-- Source data --
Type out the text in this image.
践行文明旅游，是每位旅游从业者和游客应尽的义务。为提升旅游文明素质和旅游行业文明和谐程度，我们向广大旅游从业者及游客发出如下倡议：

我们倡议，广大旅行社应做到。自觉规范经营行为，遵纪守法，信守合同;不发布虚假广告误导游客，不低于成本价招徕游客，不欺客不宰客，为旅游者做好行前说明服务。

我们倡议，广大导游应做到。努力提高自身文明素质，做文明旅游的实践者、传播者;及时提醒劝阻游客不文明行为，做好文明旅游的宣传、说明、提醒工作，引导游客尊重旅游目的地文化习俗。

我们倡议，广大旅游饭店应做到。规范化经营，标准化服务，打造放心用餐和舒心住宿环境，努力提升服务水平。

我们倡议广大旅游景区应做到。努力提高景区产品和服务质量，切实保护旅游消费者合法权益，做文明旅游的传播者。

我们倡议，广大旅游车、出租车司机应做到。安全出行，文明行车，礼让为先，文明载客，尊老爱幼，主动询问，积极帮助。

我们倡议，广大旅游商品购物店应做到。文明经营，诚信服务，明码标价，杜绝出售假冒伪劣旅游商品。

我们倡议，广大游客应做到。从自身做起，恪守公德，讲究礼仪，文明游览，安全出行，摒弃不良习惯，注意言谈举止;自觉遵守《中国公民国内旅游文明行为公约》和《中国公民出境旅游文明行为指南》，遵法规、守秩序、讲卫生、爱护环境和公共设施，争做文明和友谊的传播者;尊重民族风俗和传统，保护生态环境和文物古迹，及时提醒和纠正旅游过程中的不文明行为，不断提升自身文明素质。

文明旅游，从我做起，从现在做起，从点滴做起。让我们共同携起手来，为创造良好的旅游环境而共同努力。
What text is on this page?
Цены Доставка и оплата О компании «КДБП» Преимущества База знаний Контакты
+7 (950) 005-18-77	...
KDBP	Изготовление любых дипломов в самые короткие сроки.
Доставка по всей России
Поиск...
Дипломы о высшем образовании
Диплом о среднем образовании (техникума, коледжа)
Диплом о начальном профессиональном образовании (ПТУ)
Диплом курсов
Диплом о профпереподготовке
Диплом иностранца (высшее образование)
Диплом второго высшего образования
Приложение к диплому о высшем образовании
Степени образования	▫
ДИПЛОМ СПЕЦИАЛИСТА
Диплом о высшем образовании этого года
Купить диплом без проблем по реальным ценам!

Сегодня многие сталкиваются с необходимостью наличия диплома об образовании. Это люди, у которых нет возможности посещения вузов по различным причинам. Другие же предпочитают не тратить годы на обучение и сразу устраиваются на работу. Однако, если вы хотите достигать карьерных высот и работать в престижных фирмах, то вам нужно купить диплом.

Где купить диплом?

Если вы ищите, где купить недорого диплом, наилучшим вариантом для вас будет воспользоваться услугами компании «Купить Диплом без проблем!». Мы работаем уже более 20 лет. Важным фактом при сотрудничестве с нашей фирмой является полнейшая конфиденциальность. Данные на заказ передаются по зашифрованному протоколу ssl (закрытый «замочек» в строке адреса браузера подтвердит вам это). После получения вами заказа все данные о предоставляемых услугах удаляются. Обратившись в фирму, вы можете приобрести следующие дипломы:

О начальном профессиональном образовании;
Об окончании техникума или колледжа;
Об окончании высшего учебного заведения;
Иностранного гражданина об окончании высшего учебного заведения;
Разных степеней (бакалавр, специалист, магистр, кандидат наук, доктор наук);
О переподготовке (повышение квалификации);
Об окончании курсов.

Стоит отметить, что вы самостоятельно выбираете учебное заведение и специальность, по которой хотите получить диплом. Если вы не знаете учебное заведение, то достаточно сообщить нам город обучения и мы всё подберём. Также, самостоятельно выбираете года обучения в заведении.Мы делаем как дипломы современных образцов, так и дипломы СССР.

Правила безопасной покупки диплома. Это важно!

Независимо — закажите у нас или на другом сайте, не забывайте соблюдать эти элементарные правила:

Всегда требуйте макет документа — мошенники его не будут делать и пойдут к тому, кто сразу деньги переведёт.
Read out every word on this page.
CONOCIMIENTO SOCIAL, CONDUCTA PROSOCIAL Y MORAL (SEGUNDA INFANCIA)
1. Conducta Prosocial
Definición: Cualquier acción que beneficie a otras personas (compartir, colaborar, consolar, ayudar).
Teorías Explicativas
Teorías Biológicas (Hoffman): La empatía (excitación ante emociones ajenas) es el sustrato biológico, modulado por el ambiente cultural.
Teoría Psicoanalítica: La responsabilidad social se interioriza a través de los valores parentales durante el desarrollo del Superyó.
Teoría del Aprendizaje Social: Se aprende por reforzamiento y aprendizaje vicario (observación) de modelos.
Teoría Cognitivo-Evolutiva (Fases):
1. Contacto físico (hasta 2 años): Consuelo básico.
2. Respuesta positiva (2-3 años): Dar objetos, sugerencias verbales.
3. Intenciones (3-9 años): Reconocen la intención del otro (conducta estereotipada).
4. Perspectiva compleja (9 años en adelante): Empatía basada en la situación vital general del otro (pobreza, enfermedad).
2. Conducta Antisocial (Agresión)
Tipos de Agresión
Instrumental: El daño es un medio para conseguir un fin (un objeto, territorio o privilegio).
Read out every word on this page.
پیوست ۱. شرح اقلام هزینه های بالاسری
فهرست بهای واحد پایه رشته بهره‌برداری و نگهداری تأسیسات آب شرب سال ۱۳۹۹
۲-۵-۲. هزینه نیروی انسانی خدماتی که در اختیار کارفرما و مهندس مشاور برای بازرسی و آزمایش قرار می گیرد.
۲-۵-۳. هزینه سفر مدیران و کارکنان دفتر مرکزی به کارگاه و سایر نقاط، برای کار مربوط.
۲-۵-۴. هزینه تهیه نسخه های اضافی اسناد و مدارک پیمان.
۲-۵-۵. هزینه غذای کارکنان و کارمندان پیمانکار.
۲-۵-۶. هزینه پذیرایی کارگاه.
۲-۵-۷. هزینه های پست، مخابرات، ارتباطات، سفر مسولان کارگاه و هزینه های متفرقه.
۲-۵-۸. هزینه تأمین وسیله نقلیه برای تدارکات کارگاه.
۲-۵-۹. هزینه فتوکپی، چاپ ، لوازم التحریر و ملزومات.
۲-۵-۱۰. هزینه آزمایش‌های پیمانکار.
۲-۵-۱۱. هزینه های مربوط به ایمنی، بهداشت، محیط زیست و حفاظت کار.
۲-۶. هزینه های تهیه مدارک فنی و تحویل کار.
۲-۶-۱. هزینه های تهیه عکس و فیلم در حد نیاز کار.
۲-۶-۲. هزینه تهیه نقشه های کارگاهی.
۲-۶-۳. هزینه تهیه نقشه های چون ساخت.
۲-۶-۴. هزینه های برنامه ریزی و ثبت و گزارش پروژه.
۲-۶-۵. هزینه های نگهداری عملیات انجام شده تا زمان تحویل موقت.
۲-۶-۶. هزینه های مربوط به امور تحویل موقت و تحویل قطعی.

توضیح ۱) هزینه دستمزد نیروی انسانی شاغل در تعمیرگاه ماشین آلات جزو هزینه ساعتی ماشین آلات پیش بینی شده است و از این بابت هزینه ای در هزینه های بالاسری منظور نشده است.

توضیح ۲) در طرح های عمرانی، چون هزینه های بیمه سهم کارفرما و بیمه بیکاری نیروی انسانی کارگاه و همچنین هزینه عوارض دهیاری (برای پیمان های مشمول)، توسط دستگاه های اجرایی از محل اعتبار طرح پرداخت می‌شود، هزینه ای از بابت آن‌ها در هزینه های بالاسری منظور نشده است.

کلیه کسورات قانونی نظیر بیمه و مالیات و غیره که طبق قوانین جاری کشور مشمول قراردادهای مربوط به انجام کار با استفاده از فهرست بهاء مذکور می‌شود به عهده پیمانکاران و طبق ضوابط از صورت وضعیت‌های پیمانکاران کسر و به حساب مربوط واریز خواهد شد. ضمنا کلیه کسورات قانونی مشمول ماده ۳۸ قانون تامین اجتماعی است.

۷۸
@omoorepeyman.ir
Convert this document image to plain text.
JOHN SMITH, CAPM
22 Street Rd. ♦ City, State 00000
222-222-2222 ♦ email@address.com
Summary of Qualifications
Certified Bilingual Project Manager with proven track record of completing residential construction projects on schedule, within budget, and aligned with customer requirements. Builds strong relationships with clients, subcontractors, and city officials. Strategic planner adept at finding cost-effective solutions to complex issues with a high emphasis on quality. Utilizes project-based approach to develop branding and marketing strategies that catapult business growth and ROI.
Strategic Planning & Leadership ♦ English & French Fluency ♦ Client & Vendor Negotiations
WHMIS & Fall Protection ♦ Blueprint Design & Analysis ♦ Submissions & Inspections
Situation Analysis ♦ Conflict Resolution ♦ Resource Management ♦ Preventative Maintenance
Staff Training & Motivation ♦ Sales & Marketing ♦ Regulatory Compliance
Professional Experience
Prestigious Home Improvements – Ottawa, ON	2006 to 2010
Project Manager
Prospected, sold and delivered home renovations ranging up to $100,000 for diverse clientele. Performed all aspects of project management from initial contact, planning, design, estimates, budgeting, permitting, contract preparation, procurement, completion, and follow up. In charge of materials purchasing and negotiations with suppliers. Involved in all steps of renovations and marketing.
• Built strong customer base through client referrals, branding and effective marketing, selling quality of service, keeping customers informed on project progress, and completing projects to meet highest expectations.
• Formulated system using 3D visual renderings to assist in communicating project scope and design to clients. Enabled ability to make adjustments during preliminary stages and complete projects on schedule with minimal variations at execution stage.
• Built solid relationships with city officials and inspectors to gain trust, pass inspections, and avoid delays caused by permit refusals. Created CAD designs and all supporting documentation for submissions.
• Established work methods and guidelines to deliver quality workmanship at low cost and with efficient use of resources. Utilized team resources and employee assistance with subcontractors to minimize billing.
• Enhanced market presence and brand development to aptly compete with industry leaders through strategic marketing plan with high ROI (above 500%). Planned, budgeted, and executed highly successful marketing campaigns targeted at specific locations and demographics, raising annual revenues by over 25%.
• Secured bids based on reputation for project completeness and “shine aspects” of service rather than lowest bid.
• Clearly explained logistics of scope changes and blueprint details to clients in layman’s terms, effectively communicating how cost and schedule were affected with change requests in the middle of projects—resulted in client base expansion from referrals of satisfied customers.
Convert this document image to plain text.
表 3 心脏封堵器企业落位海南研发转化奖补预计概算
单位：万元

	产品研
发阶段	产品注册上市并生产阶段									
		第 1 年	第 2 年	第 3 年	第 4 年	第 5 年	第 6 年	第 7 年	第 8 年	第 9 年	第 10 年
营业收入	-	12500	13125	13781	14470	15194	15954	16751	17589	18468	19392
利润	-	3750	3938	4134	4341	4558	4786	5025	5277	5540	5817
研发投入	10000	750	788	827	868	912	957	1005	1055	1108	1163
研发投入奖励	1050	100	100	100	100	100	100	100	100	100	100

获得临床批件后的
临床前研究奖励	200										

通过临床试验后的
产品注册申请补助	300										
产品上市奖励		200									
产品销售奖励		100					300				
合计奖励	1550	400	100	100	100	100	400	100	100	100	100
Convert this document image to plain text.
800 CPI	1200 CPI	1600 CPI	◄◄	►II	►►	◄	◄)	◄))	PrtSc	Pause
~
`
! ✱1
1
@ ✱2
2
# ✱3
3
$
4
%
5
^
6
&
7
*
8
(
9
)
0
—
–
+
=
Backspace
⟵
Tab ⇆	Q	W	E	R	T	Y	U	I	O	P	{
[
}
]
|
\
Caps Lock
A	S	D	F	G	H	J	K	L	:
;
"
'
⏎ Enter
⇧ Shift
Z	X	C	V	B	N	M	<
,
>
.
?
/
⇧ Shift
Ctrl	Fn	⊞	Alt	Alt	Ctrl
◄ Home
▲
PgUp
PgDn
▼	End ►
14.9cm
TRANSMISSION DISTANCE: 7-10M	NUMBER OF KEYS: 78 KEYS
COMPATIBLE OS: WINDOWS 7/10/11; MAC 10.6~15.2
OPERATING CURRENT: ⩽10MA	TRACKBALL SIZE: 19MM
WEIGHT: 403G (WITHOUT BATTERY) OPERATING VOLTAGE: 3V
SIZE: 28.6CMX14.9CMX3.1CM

-- What you need to do --
Copy every line from the records above that contains the word "OPERATING".

-- Finished exercise --
OPERATING CURRENT: ⩽10MA	TRACKBALL SIZE: 19MM
WEIGHT: 403G (WITHOUT BATTERY) OPERATING VOLTAGE: 3V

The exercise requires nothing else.